-- start of GIVEN INFORMATION --

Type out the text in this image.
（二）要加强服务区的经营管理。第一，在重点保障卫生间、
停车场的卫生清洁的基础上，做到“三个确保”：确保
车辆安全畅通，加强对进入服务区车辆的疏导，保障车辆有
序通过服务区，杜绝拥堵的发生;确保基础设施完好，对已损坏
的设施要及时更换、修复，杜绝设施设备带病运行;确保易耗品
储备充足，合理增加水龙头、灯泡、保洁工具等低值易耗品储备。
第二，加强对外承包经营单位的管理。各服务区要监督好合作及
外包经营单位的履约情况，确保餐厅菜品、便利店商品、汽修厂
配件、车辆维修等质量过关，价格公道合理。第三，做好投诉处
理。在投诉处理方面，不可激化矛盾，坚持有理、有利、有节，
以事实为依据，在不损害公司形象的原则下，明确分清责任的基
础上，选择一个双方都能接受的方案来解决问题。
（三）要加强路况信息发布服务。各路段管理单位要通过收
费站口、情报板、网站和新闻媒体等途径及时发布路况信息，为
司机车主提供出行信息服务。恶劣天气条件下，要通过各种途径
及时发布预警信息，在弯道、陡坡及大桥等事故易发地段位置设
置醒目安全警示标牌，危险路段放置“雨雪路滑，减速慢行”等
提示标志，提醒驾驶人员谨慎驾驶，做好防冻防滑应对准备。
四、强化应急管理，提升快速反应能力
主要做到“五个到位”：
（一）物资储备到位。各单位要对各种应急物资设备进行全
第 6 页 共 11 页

-- end of GIVEN INFORMATION --
-- start of GIVEN INFORMATION --

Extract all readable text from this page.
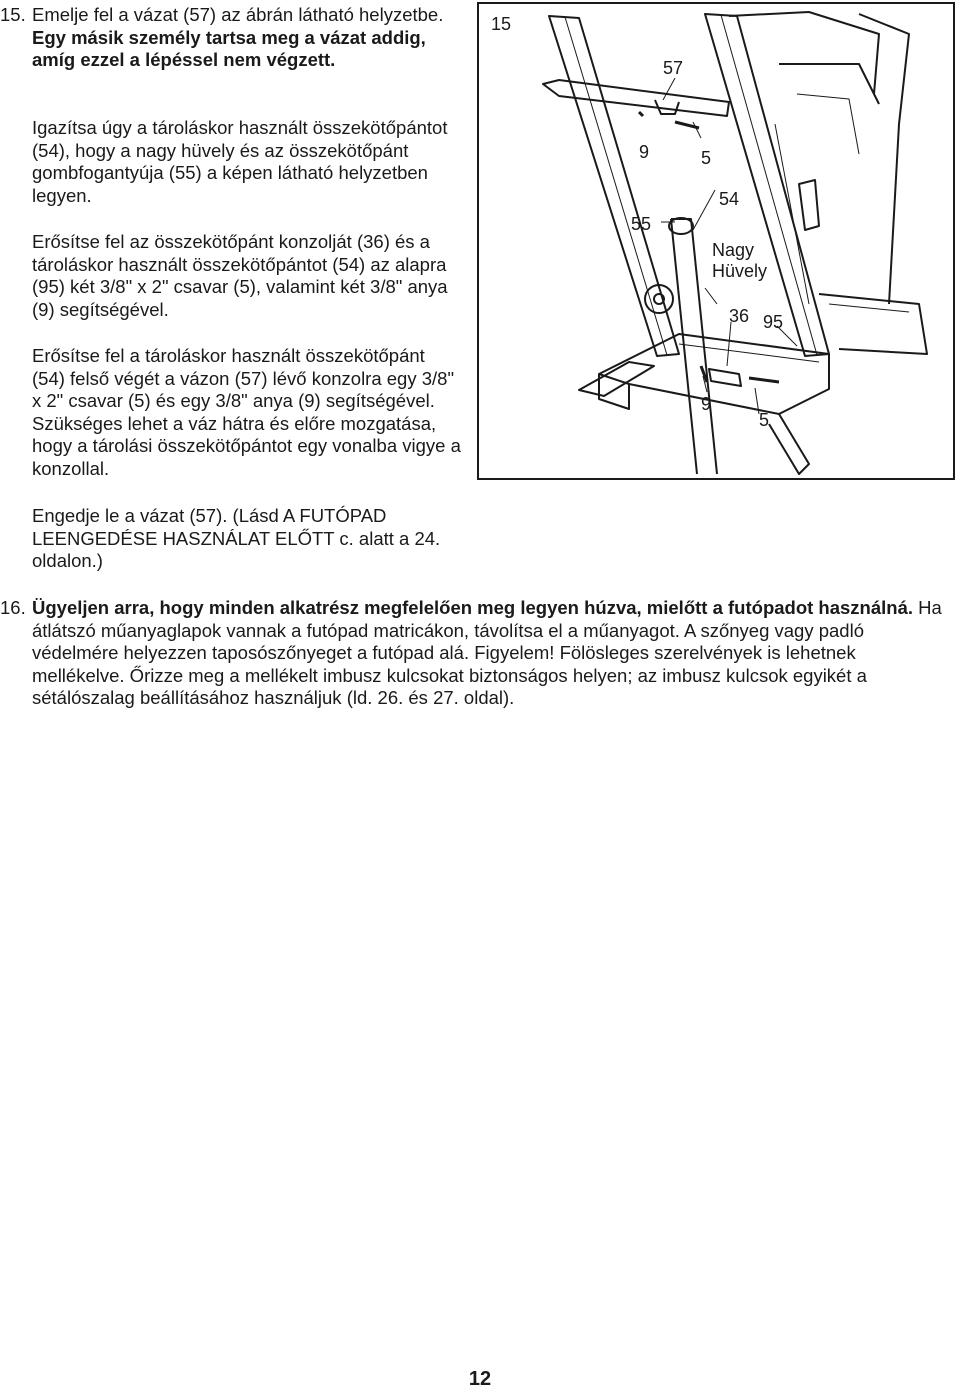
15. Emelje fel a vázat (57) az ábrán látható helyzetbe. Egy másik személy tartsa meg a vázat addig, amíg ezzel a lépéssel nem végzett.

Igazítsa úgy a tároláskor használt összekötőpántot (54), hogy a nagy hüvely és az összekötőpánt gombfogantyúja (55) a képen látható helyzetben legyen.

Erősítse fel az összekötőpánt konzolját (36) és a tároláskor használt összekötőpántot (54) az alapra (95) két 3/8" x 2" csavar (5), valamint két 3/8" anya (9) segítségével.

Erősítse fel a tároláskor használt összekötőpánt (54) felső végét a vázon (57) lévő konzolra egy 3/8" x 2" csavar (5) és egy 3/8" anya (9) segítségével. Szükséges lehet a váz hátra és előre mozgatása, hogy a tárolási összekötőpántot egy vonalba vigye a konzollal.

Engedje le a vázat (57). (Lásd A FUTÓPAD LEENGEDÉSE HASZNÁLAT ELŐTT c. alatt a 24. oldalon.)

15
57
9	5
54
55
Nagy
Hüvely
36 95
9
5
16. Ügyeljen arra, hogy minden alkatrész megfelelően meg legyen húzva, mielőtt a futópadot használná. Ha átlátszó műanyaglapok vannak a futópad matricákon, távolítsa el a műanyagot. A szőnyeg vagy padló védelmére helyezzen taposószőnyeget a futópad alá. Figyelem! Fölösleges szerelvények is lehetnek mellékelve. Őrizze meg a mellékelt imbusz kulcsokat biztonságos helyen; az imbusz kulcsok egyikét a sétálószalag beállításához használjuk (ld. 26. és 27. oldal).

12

-- end of GIVEN INFORMATION --

Look through the listing and extract every line with "text" in it.

## ANSWER TO THIS EXERCISE
Type out the text in this image.
Extract all readable text from this page.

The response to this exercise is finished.